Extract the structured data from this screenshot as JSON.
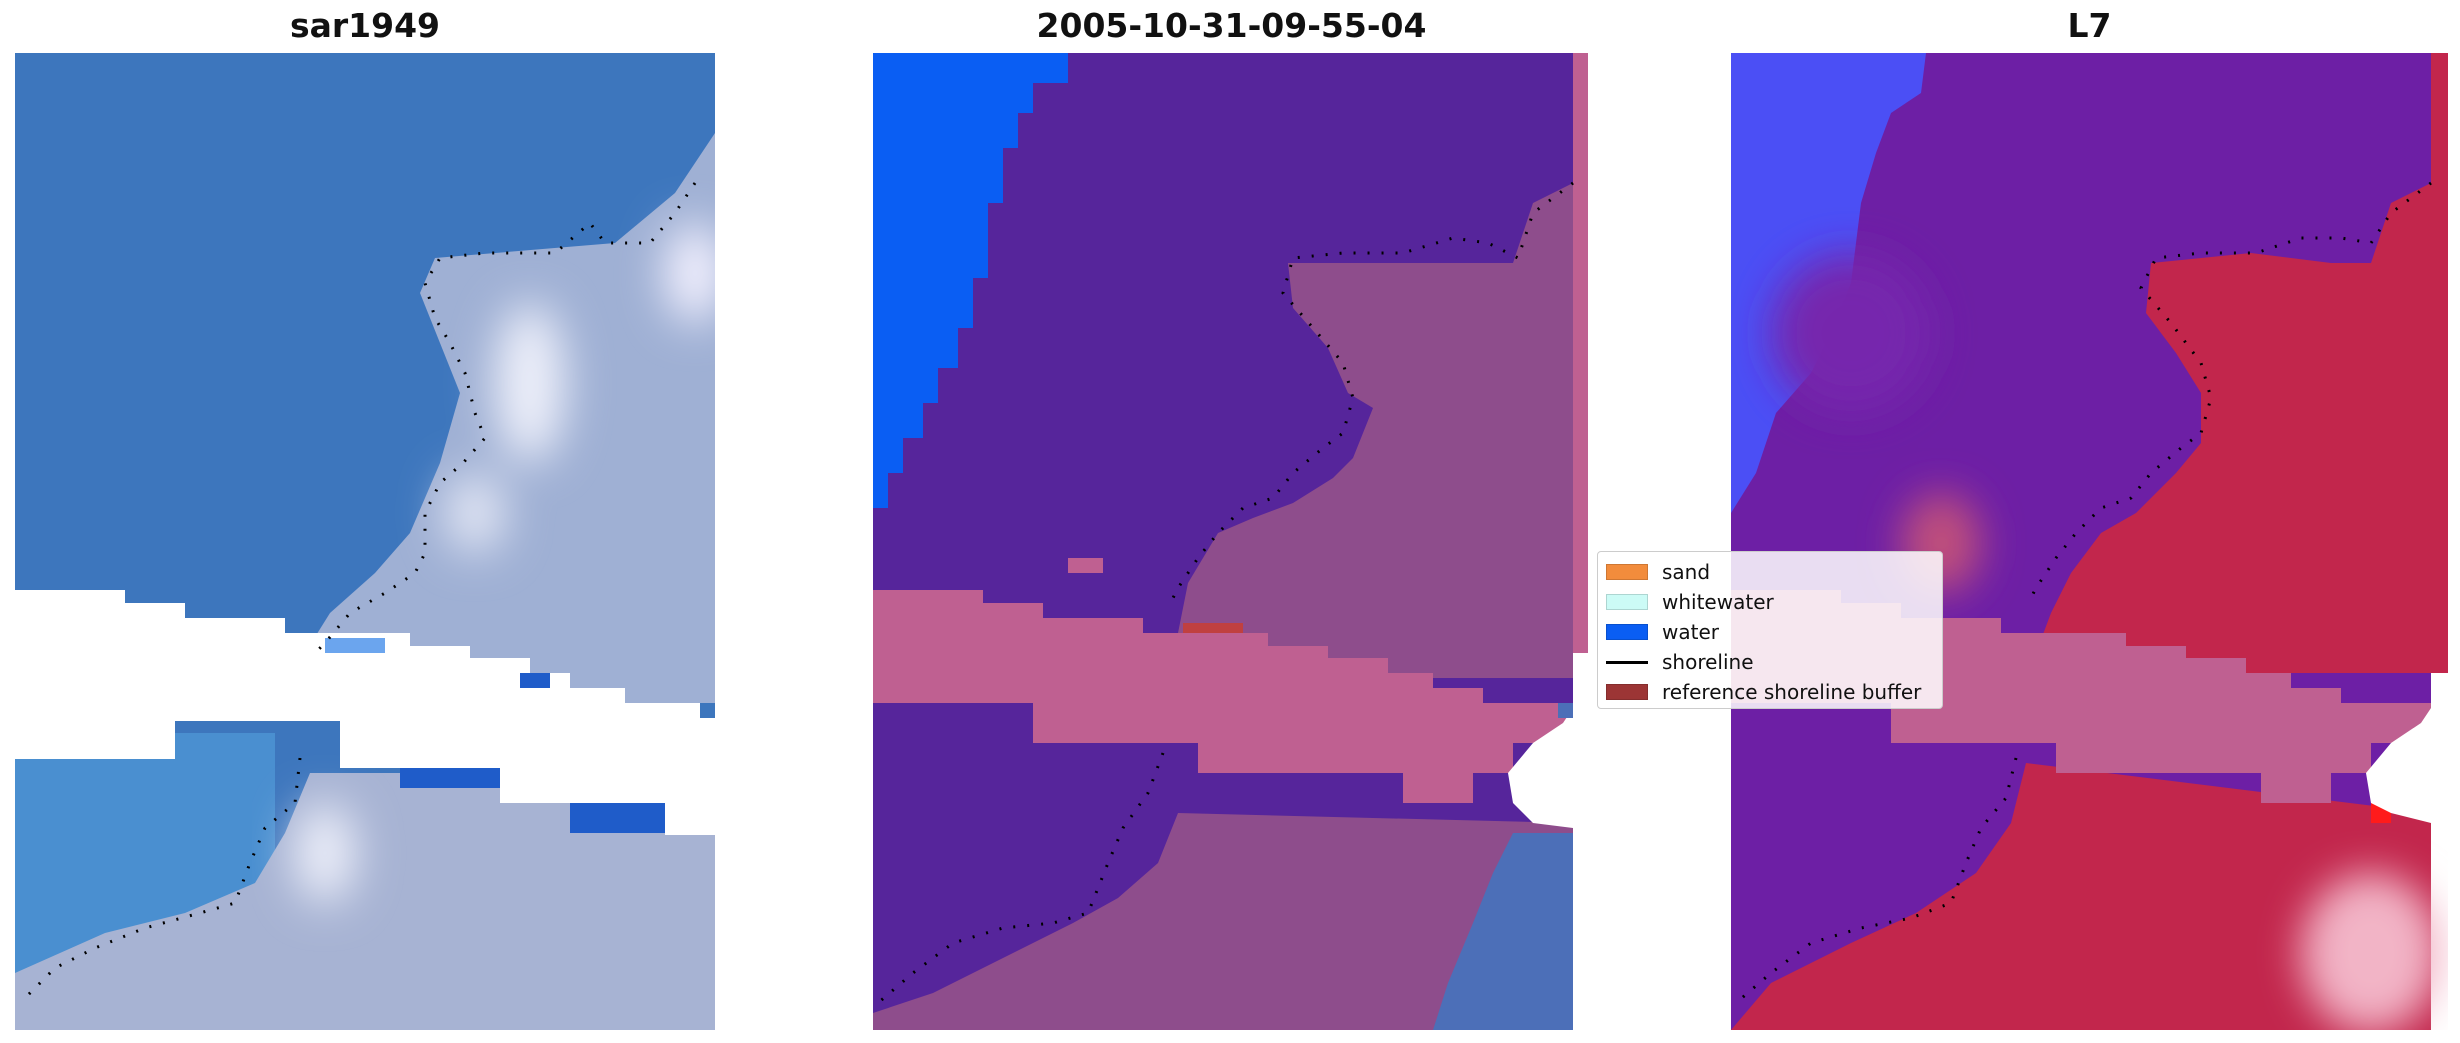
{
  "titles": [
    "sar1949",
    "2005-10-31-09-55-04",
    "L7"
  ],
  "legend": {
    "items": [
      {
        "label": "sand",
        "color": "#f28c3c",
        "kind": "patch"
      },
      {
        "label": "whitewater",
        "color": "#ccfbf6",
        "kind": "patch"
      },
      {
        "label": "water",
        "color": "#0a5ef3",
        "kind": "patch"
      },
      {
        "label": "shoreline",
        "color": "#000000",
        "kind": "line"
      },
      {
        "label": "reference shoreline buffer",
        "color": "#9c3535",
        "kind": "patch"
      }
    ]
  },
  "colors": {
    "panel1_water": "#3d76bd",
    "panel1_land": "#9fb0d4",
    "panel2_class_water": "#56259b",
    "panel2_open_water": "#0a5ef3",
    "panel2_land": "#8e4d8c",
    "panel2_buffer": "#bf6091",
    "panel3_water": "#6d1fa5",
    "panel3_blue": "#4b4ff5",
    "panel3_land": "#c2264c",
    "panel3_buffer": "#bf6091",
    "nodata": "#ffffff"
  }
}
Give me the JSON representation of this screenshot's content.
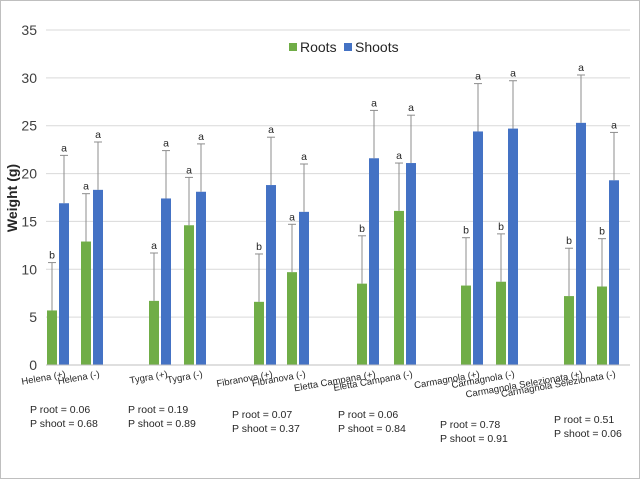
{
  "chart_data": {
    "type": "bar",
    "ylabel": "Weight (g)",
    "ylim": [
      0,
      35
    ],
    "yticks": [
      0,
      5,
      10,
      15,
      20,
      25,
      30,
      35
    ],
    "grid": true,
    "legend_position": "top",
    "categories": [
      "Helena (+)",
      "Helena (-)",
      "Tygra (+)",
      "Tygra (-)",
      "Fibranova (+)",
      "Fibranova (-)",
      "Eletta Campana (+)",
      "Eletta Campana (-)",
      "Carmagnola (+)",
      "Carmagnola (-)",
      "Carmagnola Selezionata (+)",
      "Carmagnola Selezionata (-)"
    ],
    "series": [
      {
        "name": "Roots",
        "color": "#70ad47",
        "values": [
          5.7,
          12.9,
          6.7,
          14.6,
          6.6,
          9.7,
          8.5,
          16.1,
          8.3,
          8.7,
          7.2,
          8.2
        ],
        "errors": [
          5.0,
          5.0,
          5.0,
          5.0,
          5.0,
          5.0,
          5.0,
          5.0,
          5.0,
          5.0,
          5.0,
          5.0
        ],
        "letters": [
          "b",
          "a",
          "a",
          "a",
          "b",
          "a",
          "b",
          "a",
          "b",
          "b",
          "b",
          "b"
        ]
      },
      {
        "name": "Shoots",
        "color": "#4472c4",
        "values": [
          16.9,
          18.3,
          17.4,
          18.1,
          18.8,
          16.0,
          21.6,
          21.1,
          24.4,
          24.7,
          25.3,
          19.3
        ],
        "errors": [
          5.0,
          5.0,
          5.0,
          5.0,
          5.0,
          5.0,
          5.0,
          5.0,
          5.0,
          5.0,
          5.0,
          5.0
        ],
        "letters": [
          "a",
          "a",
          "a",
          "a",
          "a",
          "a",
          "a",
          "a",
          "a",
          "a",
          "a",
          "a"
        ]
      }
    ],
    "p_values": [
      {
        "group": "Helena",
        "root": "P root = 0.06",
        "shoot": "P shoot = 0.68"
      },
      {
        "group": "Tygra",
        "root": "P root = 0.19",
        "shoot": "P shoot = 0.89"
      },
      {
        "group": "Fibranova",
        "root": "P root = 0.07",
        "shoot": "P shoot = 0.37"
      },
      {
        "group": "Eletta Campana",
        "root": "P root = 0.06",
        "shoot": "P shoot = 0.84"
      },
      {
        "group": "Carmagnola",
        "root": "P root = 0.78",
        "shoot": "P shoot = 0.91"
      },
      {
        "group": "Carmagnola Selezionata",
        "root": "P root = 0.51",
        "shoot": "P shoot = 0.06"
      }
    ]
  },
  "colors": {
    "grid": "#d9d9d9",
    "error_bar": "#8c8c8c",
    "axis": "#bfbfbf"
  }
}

• _Problem_: Output each line exactly; omit every picture.

• _Written answer_:
Extract the structured data from this screenshot as JSON.
{
  "titles": [
    "sar1949",
    "2005-10-31-09-55-04",
    "L7"
  ],
  "legend": {
    "items": [
      {
        "label": "sand",
        "color": "#f28c3c",
        "kind": "patch"
      },
      {
        "label": "whitewater",
        "color": "#ccfbf6",
        "kind": "patch"
      },
      {
        "label": "water",
        "color": "#0a5ef3",
        "kind": "patch"
      },
      {
        "label": "shoreline",
        "color": "#000000",
        "kind": "line"
      },
      {
        "label": "reference shoreline buffer",
        "color": "#9c3535",
        "kind": "patch"
      }
    ]
  },
  "colors": {
    "panel1_water": "#3d76bd",
    "panel1_land": "#9fb0d4",
    "panel2_class_water": "#56259b",
    "panel2_open_water": "#0a5ef3",
    "panel2_land": "#8e4d8c",
    "panel2_buffer": "#bf6091",
    "panel3_water": "#6d1fa5",
    "panel3_blue": "#4b4ff5",
    "panel3_land": "#c2264c",
    "panel3_buffer": "#bf6091",
    "nodata": "#ffffff"
  }
}
Give me the JSON representation of this screenshot's content.
{
  "chart_data": {
    "type": "bar",
    "ylabel": "Weight (g)",
    "ylim": [
      0,
      35
    ],
    "yticks": [
      0,
      5,
      10,
      15,
      20,
      25,
      30,
      35
    ],
    "grid": true,
    "legend_position": "top",
    "categories": [
      "Helena (+)",
      "Helena (-)",
      "Tygra (+)",
      "Tygra (-)",
      "Fibranova (+)",
      "Fibranova (-)",
      "Eletta Campana (+)",
      "Eletta Campana (-)",
      "Carmagnola (+)",
      "Carmagnola (-)",
      "Carmagnola Selezionata (+)",
      "Carmagnola Selezionata (-)"
    ],
    "series": [
      {
        "name": "Roots",
        "color": "#70ad47",
        "values": [
          5.7,
          12.9,
          6.7,
          14.6,
          6.6,
          9.7,
          8.5,
          16.1,
          8.3,
          8.7,
          7.2,
          8.2
        ],
        "errors": [
          5.0,
          5.0,
          5.0,
          5.0,
          5.0,
          5.0,
          5.0,
          5.0,
          5.0,
          5.0,
          5.0,
          5.0
        ],
        "letters": [
          "b",
          "a",
          "a",
          "a",
          "b",
          "a",
          "b",
          "a",
          "b",
          "b",
          "b",
          "b"
        ]
      },
      {
        "name": "Shoots",
        "color": "#4472c4",
        "values": [
          16.9,
          18.3,
          17.4,
          18.1,
          18.8,
          16.0,
          21.6,
          21.1,
          24.4,
          24.7,
          25.3,
          19.3
        ],
        "errors": [
          5.0,
          5.0,
          5.0,
          5.0,
          5.0,
          5.0,
          5.0,
          5.0,
          5.0,
          5.0,
          5.0,
          5.0
        ],
        "letters": [
          "a",
          "a",
          "a",
          "a",
          "a",
          "a",
          "a",
          "a",
          "a",
          "a",
          "a",
          "a"
        ]
      }
    ],
    "p_values": [
      {
        "group": "Helena",
        "root": "P root = 0.06",
        "shoot": "P shoot = 0.68"
      },
      {
        "group": "Tygra",
        "root": "P root = 0.19",
        "shoot": "P shoot = 0.89"
      },
      {
        "group": "Fibranova",
        "root": "P root = 0.07",
        "shoot": "P shoot = 0.37"
      },
      {
        "group": "Eletta Campana",
        "root": "P root = 0.06",
        "shoot": "P shoot = 0.84"
      },
      {
        "group": "Carmagnola",
        "root": "P root = 0.78",
        "shoot": "P shoot = 0.91"
      },
      {
        "group": "Carmagnola Selezionata",
        "root": "P root = 0.51",
        "shoot": "P shoot = 0.06"
      }
    ]
  },
  "colors": {
    "grid": "#d9d9d9",
    "error_bar": "#8c8c8c",
    "axis": "#bfbfbf"
  }
}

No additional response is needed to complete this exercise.